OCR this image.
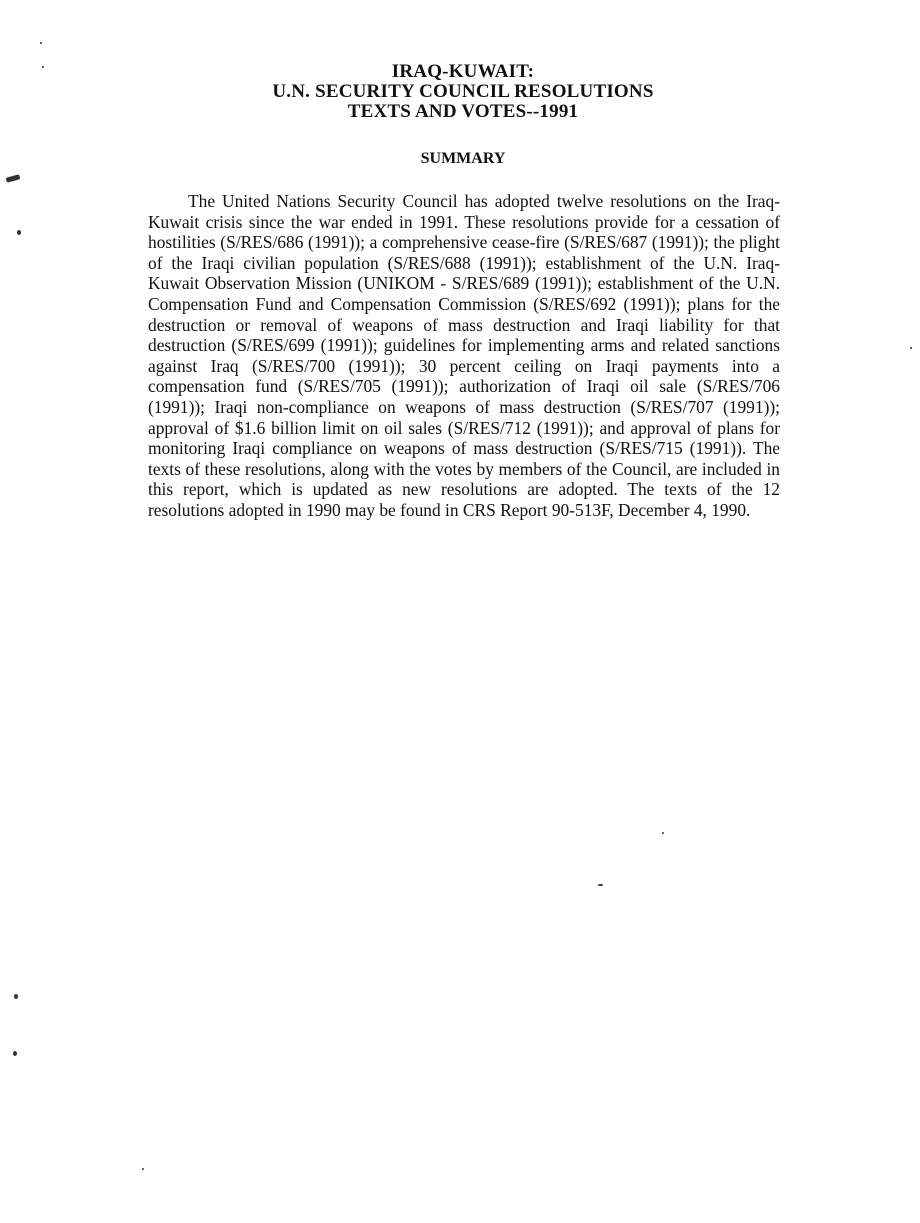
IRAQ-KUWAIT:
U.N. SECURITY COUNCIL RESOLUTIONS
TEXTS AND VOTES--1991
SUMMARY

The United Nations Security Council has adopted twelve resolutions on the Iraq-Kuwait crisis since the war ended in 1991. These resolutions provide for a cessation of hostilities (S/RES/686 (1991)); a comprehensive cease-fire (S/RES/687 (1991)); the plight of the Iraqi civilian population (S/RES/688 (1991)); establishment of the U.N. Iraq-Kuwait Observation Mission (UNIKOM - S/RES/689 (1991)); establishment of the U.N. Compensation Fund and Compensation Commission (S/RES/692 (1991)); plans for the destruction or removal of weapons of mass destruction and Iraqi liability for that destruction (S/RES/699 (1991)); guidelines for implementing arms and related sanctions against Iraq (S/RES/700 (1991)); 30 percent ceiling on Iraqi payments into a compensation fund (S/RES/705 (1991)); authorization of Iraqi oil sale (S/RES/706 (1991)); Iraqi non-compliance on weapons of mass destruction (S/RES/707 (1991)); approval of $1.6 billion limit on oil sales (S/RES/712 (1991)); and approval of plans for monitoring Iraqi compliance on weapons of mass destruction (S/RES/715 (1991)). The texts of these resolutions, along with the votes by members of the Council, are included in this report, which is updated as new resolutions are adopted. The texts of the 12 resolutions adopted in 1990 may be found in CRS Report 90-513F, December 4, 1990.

- - -

__SHORT TASK__. Extract the full listing above verbatim; pictures are to be left out of the copy.

__TASK RESULT__.
OCR this image.
IRAQ-KUWAIT:
U.N. SECURITY COUNCIL RESOLUTIONS
TEXTS AND VOTES--1991
SUMMARY

The United Nations Security Council has adopted twelve resolutions on the Iraq-Kuwait crisis since the war ended in 1991. These resolutions provide for a cessation of hostilities (S/RES/686 (1991)); a comprehensive cease-fire (S/RES/687 (1991)); the plight of the Iraqi civilian population (S/RES/688 (1991)); establishment of the U.N. Iraq-Kuwait Observation Mission (UNIKOM - S/RES/689 (1991)); establishment of the U.N. Compensation Fund and Compensation Commission (S/RES/692 (1991)); plans for the destruction or removal of weapons of mass destruction and Iraqi liability for that destruction (S/RES/699 (1991)); guidelines for implementing arms and related sanctions against Iraq (S/RES/700 (1991)); 30 percent ceiling on Iraqi payments into a compensation fund (S/RES/705 (1991)); authorization of Iraqi oil sale (S/RES/706 (1991)); Iraqi non-compliance on weapons of mass destruction (S/RES/707 (1991)); approval of $1.6 billion limit on oil sales (S/RES/712 (1991)); and approval of plans for monitoring Iraqi compliance on weapons of mass destruction (S/RES/715 (1991)). The texts of these resolutions, along with the votes by members of the Council, are included in this report, which is updated as new resolutions are adopted. The texts of the 12 resolutions adopted in 1990 may be found in CRS Report 90-513F, December 4, 1990.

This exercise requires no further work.